Word for word, print each line of the listing below; pictures stay out.

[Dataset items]
-=-=-=-=-
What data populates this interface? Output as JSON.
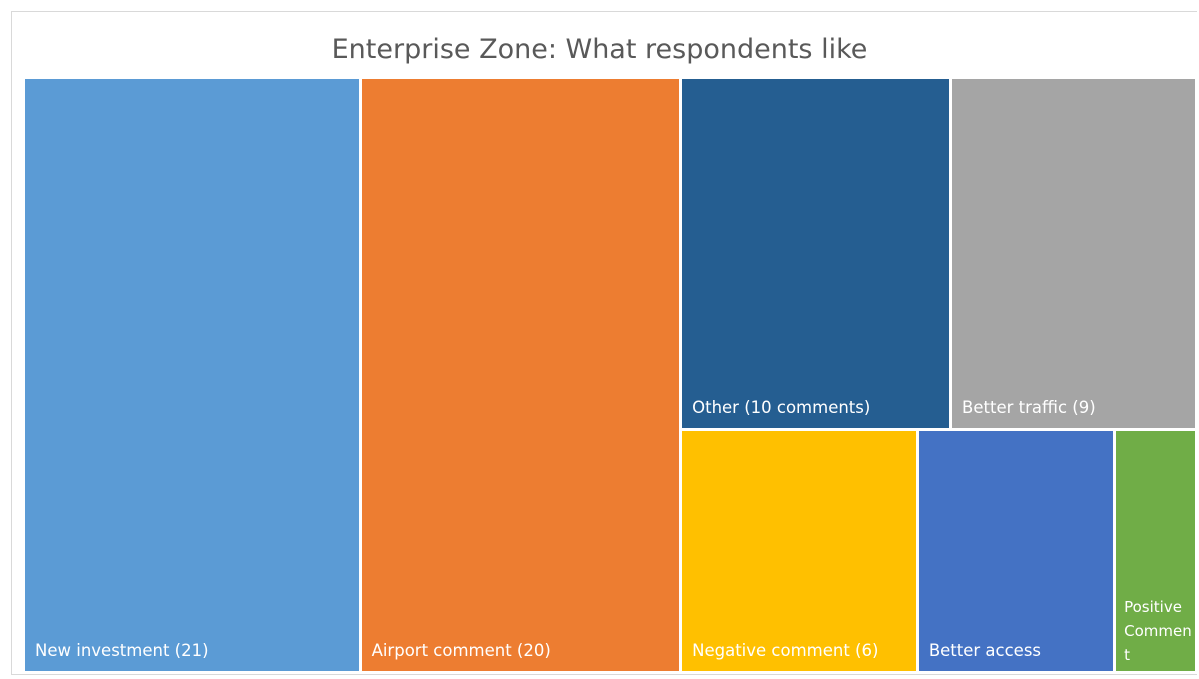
{
  "chart_data": {
    "type": "treemap",
    "title": "Enterprise Zone: What respondents like",
    "items": [
      {
        "label": "New investment (21)",
        "value": 21,
        "color": "#5b9bd5"
      },
      {
        "label": "Airport comment (20)",
        "value": 20,
        "color": "#ed7d31"
      },
      {
        "label": "Other (10 comments)",
        "value": 10,
        "color": "#255e91"
      },
      {
        "label": "Better traffic (9)",
        "value": 9,
        "color": "#a5a5a5"
      },
      {
        "label": "Negative comment (6)",
        "value": 6,
        "color": "#ffc000"
      },
      {
        "label": "Better access",
        "value": 5,
        "color": "#4472c4"
      },
      {
        "label": "Positive Comment",
        "value": 2,
        "color": "#70ad47"
      }
    ]
  }
}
-=-=-=-=-
» REPLY
What data populates this interface? Output as JSON.
{
  "chart_data": {
    "type": "treemap",
    "title": "Enterprise Zone: What respondents like",
    "items": [
      {
        "label": "New investment (21)",
        "value": 21,
        "color": "#5b9bd5"
      },
      {
        "label": "Airport comment (20)",
        "value": 20,
        "color": "#ed7d31"
      },
      {
        "label": "Other (10 comments)",
        "value": 10,
        "color": "#255e91"
      },
      {
        "label": "Better traffic (9)",
        "value": 9,
        "color": "#a5a5a5"
      },
      {
        "label": "Negative comment (6)",
        "value": 6,
        "color": "#ffc000"
      },
      {
        "label": "Better access",
        "value": 5,
        "color": "#4472c4"
      },
      {
        "label": "Positive Comment",
        "value": 2,
        "color": "#70ad47"
      }
    ]
  }
}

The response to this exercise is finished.